[Task details] Locate the lines of the listing below that hold "Theatre", then copy each of them.

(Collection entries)

------------------------------------------------

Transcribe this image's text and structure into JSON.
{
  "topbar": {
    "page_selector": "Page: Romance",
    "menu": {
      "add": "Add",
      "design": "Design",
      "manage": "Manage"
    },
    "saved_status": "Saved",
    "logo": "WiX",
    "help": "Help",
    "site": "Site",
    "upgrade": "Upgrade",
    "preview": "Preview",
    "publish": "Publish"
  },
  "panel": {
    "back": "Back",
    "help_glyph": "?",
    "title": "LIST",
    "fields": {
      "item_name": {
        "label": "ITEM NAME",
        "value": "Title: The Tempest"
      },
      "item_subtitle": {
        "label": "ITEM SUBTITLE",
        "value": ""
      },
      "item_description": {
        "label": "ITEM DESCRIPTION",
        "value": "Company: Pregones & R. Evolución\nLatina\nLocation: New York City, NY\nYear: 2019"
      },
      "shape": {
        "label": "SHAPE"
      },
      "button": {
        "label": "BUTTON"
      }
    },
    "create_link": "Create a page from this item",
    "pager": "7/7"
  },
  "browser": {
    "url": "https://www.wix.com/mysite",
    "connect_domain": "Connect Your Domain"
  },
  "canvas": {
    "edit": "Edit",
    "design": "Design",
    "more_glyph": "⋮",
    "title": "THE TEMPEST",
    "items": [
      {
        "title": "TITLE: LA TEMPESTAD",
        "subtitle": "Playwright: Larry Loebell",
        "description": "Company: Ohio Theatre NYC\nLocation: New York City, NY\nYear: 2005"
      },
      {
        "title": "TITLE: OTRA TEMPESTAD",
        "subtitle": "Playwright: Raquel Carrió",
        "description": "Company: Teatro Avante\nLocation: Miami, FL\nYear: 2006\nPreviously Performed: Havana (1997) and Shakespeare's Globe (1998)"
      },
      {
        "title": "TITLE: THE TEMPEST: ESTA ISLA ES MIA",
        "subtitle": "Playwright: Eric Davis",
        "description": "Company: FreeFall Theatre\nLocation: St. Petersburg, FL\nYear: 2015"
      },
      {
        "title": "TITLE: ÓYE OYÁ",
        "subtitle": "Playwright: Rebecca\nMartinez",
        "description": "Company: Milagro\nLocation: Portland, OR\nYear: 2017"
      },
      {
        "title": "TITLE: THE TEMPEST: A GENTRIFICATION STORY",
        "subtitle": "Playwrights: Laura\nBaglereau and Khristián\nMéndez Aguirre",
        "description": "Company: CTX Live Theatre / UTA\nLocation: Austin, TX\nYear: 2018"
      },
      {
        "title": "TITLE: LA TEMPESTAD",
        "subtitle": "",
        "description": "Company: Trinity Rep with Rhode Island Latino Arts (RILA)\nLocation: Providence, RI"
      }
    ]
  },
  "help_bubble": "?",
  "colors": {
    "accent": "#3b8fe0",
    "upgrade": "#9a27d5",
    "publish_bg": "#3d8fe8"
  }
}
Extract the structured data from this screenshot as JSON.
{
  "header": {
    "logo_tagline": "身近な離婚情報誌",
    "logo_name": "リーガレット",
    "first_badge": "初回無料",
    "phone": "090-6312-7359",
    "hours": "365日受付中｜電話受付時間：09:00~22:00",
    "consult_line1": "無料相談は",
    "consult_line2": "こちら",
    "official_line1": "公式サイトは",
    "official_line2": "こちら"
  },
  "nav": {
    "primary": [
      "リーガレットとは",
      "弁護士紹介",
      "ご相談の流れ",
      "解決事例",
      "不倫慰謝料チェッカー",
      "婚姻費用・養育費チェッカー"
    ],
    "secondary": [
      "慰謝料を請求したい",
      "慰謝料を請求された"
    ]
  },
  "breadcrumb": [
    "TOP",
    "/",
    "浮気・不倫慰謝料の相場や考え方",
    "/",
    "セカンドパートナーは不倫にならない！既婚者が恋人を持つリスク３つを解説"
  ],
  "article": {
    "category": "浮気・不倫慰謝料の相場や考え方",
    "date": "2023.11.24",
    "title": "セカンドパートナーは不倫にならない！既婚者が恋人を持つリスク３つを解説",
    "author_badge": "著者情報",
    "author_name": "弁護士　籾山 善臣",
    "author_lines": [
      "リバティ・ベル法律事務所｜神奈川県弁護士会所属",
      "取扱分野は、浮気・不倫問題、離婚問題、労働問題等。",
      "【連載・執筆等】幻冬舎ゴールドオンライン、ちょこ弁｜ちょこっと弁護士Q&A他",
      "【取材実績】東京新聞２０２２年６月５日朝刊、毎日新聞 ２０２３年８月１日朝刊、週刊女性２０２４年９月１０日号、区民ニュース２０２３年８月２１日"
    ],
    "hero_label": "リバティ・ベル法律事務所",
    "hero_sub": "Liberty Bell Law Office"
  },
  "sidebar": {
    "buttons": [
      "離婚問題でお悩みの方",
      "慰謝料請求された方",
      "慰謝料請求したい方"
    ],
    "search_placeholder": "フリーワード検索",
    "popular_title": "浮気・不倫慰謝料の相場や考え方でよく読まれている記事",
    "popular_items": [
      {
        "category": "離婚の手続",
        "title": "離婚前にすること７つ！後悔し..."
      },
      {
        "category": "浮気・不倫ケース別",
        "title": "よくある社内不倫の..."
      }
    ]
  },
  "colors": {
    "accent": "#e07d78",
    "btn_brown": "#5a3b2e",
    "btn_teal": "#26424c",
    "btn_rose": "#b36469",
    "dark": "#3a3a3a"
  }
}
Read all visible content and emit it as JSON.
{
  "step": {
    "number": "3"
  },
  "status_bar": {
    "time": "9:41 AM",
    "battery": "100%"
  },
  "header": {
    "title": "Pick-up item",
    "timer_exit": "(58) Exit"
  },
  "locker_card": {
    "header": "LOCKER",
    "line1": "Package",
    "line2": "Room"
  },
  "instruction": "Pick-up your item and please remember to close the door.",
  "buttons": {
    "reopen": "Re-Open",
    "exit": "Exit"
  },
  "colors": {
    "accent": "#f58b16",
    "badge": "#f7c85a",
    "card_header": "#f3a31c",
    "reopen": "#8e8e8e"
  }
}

------------------------------------------------

[Written solution]
        "description": "Company: Ohio Theatre NYC\nLocation: New York City, NY\nYear: 2005"
        "description": "Company: FreeFall Theatre\nLocation: St. Petersburg, FL\nYear: 2015"
        "description": "Company: CTX Live Theatre / UTA\nLocation: Austin, TX\nYear: 2018"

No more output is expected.